▸ Document excerpt
## BEGIN

Download – Love And Brotherhood

Happiness and misery are due to our own actions

Of the three instruments used for thinking, speaking, and action, the third instrument is the body with its hands ready to execute the thought that is expressed in words. The deed, the work, the labour in which the hand is engaged are the source of all the happiness or misery in which a person is involved. One asserts that one is happy, or that one is anxious and afraid or that one is in trouble. And one attributes the cause of these conditions to some person other than oneself. This belief rests on a wrong basis; happiness and misery are due to one’s own actions.

Whether one accepts or rejects this truth, one has to go through all the consequences of one’s action. This is the law of nature. One may not believe in summer or winter, in fire or rain, but one cannot escape from heat and cold.

They affect the person anyway. Therefore, the best course is to direct our activities along proper lines.

Hands are not the only limbs or agents that are involved in human activity (karma). Whatever is done, whatever is seen, whatever is heard, one should be vigilant about its purity. Thought, word, and deed must be free from pride, greed, and hatred. The words that one utters must be free from these faults; things that one yearns to hear must be free from these superficially attractive qualities; the pleasures that one seeks must not be polluted by evil.

Students must assimilate the lessons

Students must first assimilate these mental lessons and demonstrate their effect in their speech. The lessons that are taught by words must be translated by them into action.

Today, however, education does not transform the mind. It stops the listening process, through the ear. What enters the ear might not be clear to the mind; it might reach the mind only in a hazy form. So education has to be so imparted that it is received clearly by the mind. To achieve this aim, it has to be transmitted through heads, tongues, and hands that are pure, with no blemish that warps. Only then can the learning be clear and the wisdom bright.

The role of the teacher

Students study only for a few years, but teachers, in order to justify being in the profession, have to be engaged in studies always without stopping. So teachers are to be reckoned as the only genuine students. To the question who is a real student the answer is, “The teacher”. The motto, “I shall be the ideal student, for my pupils to emulate,” must inspire the teacher. Such a teacher has surely recognised their duty. The teacher must come down to the level of the student; if the teacher doesn’t and still continues to teach, the fate of the student is best left to the imagination.

## END

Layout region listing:
## BEGIN

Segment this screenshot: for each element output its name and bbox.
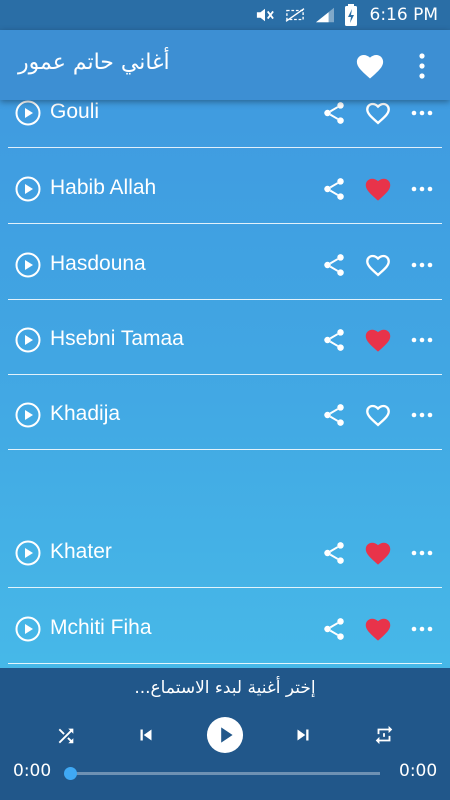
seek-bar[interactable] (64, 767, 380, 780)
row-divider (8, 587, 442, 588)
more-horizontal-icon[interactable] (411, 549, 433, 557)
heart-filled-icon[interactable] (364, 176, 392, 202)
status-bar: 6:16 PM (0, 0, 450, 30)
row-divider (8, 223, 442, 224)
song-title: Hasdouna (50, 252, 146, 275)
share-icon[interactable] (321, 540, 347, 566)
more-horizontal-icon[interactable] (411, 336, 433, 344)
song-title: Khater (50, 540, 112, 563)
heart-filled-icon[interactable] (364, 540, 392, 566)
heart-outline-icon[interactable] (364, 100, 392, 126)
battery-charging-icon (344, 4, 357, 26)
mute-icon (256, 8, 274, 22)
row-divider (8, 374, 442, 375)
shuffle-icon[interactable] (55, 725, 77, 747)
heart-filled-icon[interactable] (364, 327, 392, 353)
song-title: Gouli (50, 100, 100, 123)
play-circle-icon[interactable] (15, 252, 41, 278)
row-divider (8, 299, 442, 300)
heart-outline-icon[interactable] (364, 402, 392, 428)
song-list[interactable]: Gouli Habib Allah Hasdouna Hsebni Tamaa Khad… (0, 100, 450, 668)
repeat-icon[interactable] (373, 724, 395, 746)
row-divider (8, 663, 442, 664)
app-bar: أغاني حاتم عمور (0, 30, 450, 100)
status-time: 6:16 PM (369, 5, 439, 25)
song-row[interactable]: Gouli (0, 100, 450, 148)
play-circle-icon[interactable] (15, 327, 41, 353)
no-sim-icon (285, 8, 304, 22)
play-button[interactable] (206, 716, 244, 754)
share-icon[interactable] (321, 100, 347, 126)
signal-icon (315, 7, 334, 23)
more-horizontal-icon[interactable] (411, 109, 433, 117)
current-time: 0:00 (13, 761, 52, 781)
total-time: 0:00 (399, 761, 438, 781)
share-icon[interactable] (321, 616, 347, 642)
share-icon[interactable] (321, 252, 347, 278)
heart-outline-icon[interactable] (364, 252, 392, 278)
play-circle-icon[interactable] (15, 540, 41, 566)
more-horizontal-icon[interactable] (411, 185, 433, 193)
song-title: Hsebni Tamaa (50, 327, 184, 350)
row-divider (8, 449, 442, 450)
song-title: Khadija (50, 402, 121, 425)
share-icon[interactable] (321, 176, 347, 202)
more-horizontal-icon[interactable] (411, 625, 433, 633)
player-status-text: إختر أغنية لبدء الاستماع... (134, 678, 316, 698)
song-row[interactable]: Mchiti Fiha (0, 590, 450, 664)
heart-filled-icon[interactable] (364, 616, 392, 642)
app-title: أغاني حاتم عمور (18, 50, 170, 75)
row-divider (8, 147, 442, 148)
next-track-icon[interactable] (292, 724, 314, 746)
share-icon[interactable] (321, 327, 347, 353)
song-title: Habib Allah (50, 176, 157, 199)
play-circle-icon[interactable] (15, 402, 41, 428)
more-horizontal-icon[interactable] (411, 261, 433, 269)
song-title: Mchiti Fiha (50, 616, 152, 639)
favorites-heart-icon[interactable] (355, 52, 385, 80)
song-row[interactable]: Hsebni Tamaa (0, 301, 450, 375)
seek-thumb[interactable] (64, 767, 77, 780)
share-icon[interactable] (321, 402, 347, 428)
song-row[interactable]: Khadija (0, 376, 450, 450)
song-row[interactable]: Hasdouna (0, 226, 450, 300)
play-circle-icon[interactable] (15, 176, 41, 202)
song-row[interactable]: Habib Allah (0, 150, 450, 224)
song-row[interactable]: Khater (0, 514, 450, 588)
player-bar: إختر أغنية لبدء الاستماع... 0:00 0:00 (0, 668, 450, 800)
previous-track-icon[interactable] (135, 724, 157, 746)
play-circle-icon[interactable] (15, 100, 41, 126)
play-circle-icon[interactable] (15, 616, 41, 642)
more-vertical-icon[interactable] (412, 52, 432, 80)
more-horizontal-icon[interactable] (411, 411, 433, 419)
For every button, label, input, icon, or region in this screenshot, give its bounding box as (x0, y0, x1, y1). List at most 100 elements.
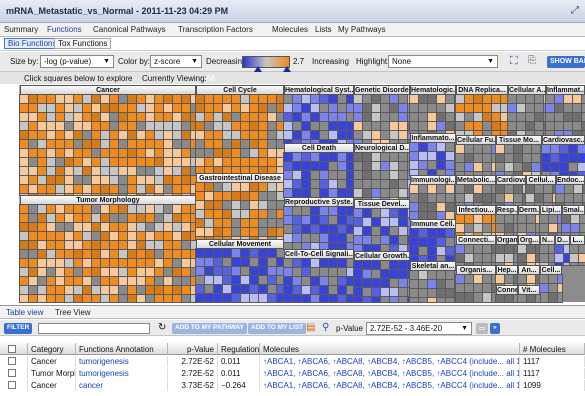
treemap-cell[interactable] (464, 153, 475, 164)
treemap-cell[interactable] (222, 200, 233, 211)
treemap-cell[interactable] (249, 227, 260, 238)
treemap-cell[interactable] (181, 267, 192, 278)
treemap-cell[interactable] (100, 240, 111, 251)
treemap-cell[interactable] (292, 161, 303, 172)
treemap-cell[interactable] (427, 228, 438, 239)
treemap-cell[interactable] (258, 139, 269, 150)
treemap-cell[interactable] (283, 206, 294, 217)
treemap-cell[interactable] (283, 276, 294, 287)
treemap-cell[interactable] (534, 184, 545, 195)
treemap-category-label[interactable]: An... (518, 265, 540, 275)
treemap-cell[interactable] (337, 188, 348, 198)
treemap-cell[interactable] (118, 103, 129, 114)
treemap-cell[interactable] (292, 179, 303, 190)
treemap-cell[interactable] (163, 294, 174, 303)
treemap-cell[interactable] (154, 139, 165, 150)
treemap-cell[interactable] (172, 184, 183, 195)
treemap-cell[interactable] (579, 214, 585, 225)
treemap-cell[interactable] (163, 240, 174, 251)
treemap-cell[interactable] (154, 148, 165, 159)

## END

▸ Written tasks
[a] In the excerpt on actions and education, who are to be reckoned as the only genuine students?
[b] Copy the part of the excerpt on actions and education that opens with the words containing "Students must first" and closes with "the wisdom bright.", renaming "education" to "schooling" throughout.
Rely only on the excerpt on actions and education, not on the listing.

▸ Complete answers
[a] Teachers.

[b]
Students must first assimilate these mental lessons and demonstrate their effect in their speech. The lessons that are taught by words must be translated by them into action.

Today, however, schooling does not transform the mind. It stops the listening process, through the ear. What enters the ear might not be clear to the mind; it might reach the mind only in a hazy form. So schooling has to be so imparted that it is received clearly by the mind. To achieve this aim, it has to be transmitted through heads, tongues, and hands that are pure, with no blemish that warps. Only then can the learning be clear and the wisdom bright.